(A run of records)

====

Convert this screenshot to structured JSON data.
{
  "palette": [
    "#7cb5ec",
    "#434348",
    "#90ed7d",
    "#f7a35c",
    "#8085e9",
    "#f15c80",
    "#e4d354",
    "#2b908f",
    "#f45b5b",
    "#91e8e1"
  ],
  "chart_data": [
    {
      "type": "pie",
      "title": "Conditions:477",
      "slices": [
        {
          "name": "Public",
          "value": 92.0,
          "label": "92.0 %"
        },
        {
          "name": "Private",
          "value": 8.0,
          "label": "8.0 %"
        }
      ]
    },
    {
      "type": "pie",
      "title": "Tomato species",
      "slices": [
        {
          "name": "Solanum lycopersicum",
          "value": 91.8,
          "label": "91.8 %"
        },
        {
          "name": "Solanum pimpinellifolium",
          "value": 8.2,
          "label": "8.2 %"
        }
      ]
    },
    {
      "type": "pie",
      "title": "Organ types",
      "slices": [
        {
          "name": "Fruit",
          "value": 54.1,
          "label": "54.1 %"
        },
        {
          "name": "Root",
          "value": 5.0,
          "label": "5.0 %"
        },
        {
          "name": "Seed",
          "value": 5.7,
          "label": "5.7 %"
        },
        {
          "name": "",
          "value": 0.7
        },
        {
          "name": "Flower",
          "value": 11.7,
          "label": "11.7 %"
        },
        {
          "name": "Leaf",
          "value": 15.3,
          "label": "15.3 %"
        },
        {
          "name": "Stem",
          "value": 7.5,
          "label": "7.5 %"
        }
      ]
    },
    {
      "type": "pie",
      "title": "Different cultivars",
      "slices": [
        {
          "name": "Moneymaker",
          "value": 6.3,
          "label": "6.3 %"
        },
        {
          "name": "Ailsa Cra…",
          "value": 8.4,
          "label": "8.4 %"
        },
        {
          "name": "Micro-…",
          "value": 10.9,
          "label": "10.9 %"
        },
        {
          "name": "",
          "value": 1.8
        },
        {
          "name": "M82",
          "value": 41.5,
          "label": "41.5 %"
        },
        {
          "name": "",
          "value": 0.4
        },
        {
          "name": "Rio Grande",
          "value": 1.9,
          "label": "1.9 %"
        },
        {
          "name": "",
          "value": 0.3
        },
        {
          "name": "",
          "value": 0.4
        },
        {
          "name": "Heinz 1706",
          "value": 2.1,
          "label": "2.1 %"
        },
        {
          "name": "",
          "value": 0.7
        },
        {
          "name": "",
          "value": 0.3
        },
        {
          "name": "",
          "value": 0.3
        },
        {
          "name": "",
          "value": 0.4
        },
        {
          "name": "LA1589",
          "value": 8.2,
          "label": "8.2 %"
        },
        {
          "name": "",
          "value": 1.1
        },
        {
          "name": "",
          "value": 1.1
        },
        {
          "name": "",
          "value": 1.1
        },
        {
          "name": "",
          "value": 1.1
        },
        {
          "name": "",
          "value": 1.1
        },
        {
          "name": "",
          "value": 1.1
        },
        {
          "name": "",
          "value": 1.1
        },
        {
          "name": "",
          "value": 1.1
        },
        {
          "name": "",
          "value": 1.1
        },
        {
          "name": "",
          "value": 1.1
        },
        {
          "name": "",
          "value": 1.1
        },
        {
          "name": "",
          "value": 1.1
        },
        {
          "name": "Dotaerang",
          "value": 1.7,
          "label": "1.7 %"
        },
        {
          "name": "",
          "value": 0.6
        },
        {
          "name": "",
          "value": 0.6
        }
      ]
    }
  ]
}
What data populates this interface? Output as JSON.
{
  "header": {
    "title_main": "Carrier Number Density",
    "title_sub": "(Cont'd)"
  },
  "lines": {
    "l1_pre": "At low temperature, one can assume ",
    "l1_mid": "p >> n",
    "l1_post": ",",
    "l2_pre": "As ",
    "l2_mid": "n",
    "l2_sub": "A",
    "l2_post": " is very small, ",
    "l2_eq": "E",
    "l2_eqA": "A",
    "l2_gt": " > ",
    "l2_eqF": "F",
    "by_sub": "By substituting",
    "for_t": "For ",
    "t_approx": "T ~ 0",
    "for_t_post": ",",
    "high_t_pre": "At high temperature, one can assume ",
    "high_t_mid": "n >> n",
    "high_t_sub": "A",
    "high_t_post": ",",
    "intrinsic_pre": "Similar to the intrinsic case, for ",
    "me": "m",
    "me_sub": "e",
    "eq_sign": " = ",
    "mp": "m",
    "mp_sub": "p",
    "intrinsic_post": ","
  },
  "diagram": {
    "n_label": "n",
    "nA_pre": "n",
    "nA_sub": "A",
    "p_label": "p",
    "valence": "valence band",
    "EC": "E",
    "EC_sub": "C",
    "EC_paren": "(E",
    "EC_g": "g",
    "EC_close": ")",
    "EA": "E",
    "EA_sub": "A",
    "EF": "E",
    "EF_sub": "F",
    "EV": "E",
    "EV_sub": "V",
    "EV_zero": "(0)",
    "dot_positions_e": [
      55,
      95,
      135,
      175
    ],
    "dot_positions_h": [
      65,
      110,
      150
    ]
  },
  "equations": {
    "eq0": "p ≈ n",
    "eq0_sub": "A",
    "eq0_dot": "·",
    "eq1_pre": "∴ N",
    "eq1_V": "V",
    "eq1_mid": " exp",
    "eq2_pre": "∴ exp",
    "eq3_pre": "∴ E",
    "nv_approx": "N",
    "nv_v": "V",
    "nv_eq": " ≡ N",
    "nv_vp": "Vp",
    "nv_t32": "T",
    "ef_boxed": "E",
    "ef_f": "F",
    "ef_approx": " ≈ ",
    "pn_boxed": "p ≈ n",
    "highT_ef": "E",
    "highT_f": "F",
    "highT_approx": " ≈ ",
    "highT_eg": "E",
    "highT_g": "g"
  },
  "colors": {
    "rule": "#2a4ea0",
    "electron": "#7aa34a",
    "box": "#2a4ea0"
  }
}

====

EXERCISE INSTRUCTIONS>
Go through the records and copy each line with "Solanum" in it.

SOLUTION FOR THIS PROBLEM>
          "name": "Solanum lycopersicum",
          "name": "Solanum pimpinellifolium",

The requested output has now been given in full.